# Exercise directions:
How many lines in the records below contain the word "fragments"? Answer with the number alone.

— Start Listed entries —

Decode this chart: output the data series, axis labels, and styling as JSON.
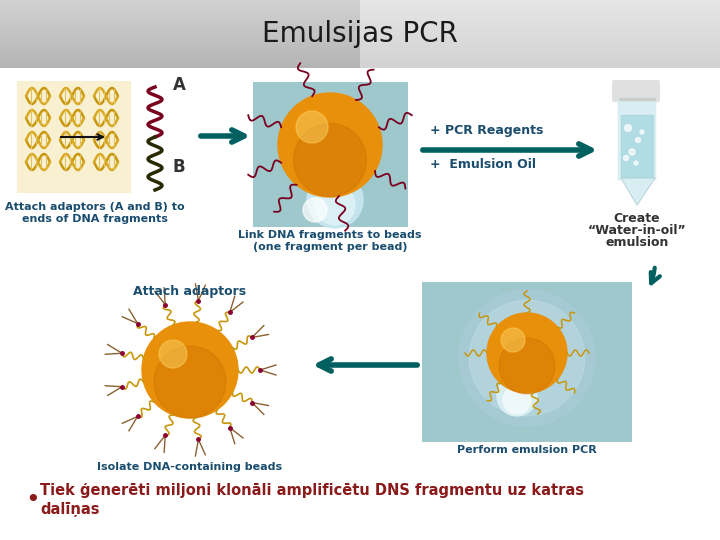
{
  "title": "Emulsijas PCR",
  "title_fontsize": 20,
  "title_color": "#1a1a1a",
  "banner_color": "#c0c0c0",
  "body_color": "#ffffff",
  "label_A": "A",
  "label_B": "B",
  "text_attach_adaptors_title": "Attach adaptors",
  "text_attach_adaptors_body1": "Attach adaptors (A and B) to",
  "text_attach_adaptors_body2": "ends of DNA fragments",
  "text_link1": "Link DNA fragments to beads",
  "text_link2": "(one fragment per bead)",
  "text_pcr_reagents": "+ PCR Reagents",
  "text_emulsion_oil": "+  Emulsion Oil",
  "text_create1": "Create",
  "text_create2": "“Water-in-oil”",
  "text_create3": "emulsion",
  "text_isolate1": "Isolate DNA-containing beads",
  "text_perform": "Perform emulsion PCR",
  "text_bullet": "Tiek ģenerēti miljoni klonāli amplificētu DNS fragmentu uz katras\ndalīņas",
  "text_bullet_color": "#8b1a1a",
  "label_color": "#1a4d6e",
  "arrow_color": "#006060",
  "reagent_label_color": "#1a4d6e",
  "create_color": "#333333",
  "font_caption": 8,
  "font_small": 7.5,
  "bead_color": "#e8900a",
  "bead_highlight": "#f5c04a",
  "strand_color_A": "#7a0020",
  "strand_color_B": "#3a3a00",
  "strand_color_mixed": "#8b6000",
  "glow_color": "#c0e8e8",
  "box_color": "#9ec8cc"
}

— End Listed entries —

# Exercise answer:
2